Transcribe the records that follow, preserving every word.

◇ ◇ ◇ ◇ ◇

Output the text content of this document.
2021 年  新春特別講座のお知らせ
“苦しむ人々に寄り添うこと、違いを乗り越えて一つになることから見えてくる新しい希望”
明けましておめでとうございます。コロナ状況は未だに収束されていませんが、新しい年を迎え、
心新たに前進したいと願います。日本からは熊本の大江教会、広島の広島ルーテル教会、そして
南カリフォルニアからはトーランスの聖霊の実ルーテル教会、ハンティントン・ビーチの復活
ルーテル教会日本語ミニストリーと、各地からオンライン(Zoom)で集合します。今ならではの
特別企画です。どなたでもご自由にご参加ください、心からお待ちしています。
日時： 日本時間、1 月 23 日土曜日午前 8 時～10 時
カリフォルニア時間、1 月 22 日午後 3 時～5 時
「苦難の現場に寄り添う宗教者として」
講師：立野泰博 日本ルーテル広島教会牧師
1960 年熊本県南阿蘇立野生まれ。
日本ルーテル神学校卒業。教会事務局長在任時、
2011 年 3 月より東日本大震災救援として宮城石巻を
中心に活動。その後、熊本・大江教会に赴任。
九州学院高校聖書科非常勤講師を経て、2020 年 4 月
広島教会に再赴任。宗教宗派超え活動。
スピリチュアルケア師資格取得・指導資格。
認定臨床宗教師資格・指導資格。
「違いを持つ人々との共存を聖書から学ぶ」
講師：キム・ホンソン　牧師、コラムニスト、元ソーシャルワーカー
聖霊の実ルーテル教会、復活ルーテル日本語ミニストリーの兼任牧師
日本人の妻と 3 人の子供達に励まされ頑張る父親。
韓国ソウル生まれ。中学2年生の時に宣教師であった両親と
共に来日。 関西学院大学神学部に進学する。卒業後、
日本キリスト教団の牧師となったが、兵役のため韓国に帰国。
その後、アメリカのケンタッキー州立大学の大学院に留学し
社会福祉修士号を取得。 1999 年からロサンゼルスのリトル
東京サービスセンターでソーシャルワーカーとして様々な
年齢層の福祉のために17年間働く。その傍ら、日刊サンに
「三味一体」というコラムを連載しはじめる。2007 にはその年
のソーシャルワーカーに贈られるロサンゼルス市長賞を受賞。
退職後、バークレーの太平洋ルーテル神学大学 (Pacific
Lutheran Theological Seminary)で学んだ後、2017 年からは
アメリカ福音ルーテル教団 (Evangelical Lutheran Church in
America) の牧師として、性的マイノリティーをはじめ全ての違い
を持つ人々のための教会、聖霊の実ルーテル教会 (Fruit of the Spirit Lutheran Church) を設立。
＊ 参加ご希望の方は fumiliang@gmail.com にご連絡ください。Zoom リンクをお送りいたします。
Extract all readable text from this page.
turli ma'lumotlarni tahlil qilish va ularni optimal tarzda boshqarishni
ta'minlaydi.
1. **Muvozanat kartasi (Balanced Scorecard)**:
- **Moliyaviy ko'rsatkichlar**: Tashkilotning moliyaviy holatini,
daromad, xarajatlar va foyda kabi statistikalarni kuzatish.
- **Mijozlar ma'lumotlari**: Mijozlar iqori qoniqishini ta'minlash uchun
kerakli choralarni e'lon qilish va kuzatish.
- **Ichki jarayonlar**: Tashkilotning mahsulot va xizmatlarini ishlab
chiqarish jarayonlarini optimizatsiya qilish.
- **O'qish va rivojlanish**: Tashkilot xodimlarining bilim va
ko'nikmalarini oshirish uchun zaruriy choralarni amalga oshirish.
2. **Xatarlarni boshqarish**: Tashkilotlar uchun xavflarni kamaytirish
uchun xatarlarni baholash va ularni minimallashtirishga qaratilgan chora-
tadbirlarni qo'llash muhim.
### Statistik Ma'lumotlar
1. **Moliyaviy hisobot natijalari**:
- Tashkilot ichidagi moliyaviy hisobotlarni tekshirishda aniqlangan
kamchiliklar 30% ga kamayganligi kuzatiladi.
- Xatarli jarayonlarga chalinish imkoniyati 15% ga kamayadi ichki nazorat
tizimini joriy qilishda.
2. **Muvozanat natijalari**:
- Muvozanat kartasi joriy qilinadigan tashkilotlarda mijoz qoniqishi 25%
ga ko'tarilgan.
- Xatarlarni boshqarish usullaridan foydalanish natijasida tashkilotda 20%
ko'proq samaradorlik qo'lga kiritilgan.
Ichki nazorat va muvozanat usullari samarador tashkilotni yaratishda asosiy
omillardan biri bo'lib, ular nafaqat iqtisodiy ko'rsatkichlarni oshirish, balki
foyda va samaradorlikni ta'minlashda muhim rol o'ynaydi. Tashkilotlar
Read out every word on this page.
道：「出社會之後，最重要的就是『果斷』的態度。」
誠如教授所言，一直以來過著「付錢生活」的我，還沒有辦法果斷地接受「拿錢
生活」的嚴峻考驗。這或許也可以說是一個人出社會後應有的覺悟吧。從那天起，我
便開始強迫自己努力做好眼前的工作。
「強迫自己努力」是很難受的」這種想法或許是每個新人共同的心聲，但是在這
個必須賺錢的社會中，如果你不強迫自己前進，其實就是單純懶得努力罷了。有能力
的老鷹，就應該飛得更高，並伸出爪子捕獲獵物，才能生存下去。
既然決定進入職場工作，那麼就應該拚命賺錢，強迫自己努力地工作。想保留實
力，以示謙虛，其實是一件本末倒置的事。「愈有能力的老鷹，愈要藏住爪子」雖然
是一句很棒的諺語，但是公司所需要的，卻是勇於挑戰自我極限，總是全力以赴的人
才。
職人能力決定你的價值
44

◇ ◇ ◇ ◇ ◇

THE REPLY
Output the text content of this document.
2021 年  新春特別講座のお知らせ
“苦しむ人々に寄り添うこと、違いを乗り越えて一つになることから見えてくる新しい希望”
明けましておめでとうございます。コロナ状況は未だに収束されていませんが、新しい年を迎え、
心新たに前進したいと願います。日本からは熊本の大江教会、広島の広島ルーテル教会、そして
南カリフォルニアからはトーランスの聖霊の実ルーテル教会、ハンティントン・ビーチの復活
ルーテル教会日本語ミニストリーと、各地からオンライン(Zoom)で集合します。今ならではの
特別企画です。どなたでもご自由にご参加ください、心からお待ちしています。
日時： 日本時間、1 月 23 日土曜日午前 8 時～10 時
カリフォルニア時間、1 月 22 日午後 3 時～5 時
「苦難の現場に寄り添う宗教者として」
講師：立野泰博 日本ルーテル広島教会牧師
1960 年熊本県南阿蘇立野生まれ。
日本ルーテル神学校卒業。教会事務局長在任時、
2011 年 3 月より東日本大震災救援として宮城石巻を
中心に活動。その後、熊本・大江教会に赴任。
九州学院高校聖書科非常勤講師を経て、2020 年 4 月
広島教会に再赴任。宗教宗派超え活動。
スピリチュアルケア師資格取得・指導資格。
認定臨床宗教師資格・指導資格。
「違いを持つ人々との共存を聖書から学ぶ」
講師：キム・ホンソン　牧師、コラムニスト、元ソーシャルワーカー
聖霊の実ルーテル教会、復活ルーテル日本語ミニストリーの兼任牧師
日本人の妻と 3 人の子供達に励まされ頑張る父親。
韓国ソウル生まれ。中学2年生の時に宣教師であった両親と
共に来日。 関西学院大学神学部に進学する。卒業後、
日本キリスト教団の牧師となったが、兵役のため韓国に帰国。
その後、アメリカのケンタッキー州立大学の大学院に留学し
社会福祉修士号を取得。 1999 年からロサンゼルスのリトル
東京サービスセンターでソーシャルワーカーとして様々な
年齢層の福祉のために17年間働く。その傍ら、日刊サンに
「三味一体」というコラムを連載しはじめる。2007 にはその年
のソーシャルワーカーに贈られるロサンゼルス市長賞を受賞。
退職後、バークレーの太平洋ルーテル神学大学 (Pacific
Lutheran Theological Seminary)で学んだ後、2017 年からは
アメリカ福音ルーテル教団 (Evangelical Lutheran Church in
America) の牧師として、性的マイノリティーをはじめ全ての違い
を持つ人々のための教会、聖霊の実ルーテル教会 (Fruit of the Spirit Lutheran Church) を設立。
＊ 参加ご希望の方は fumiliang@gmail.com にご連絡ください。Zoom リンクをお送りいたします。
Extract all readable text from this page.
turli ma'lumotlarni tahlil qilish va ularni optimal tarzda boshqarishni
ta'minlaydi.
1. **Muvozanat kartasi (Balanced Scorecard)**:
- **Moliyaviy ko'rsatkichlar**: Tashkilotning moliyaviy holatini,
daromad, xarajatlar va foyda kabi statistikalarni kuzatish.
- **Mijozlar ma'lumotlari**: Mijozlar iqori qoniqishini ta'minlash uchun
kerakli choralarni e'lon qilish va kuzatish.
- **Ichki jarayonlar**: Tashkilotning mahsulot va xizmatlarini ishlab
chiqarish jarayonlarini optimizatsiya qilish.
- **O'qish va rivojlanish**: Tashkilot xodimlarining bilim va
ko'nikmalarini oshirish uchun zaruriy choralarni amalga oshirish.
2. **Xatarlarni boshqarish**: Tashkilotlar uchun xavflarni kamaytirish
uchun xatarlarni baholash va ularni minimallashtirishga qaratilgan chora-
tadbirlarni qo'llash muhim.
### Statistik Ma'lumotlar
1. **Moliyaviy hisobot natijalari**:
- Tashkilot ichidagi moliyaviy hisobotlarni tekshirishda aniqlangan
kamchiliklar 30% ga kamayganligi kuzatiladi.
- Xatarli jarayonlarga chalinish imkoniyati 15% ga kamayadi ichki nazorat
tizimini joriy qilishda.
2. **Muvozanat natijalari**:
- Muvozanat kartasi joriy qilinadigan tashkilotlarda mijoz qoniqishi 25%
ga ko'tarilgan.
- Xatarlarni boshqarish usullaridan foydalanish natijasida tashkilotda 20%
ko'proq samaradorlik qo'lga kiritilgan.
Ichki nazorat va muvozanat usullari samarador tashkilotni yaratishda asosiy
omillardan biri bo'lib, ular nafaqat iqtisodiy ko'rsatkichlarni oshirish, balki
foyda va samaradorlikni ta'minlashda muhim rol o'ynaydi. Tashkilotlar
Read out every word on this page.
道：「出社會之後，最重要的就是『果斷』的態度。」
誠如教授所言，一直以來過著「付錢生活」的我，還沒有辦法果斷地接受「拿錢
生活」的嚴峻考驗。這或許也可以說是一個人出社會後應有的覺悟吧。從那天起，我
便開始強迫自己努力做好眼前的工作。
「強迫自己努力」是很難受的」這種想法或許是每個新人共同的心聲，但是在這
個必須賺錢的社會中，如果你不強迫自己前進，其實就是單純懶得努力罷了。有能力
的老鷹，就應該飛得更高，並伸出爪子捕獲獵物，才能生存下去。
既然決定進入職場工作，那麼就應該拚命賺錢，強迫自己努力地工作。想保留實
力，以示謙虛，其實是一件本末倒置的事。「愈有能力的老鷹，愈要藏住爪子」雖然
是一句很棒的諺語，但是公司所需要的，卻是勇於挑戰自我極限，總是全力以赴的人
才。
職人能力決定你的價值
44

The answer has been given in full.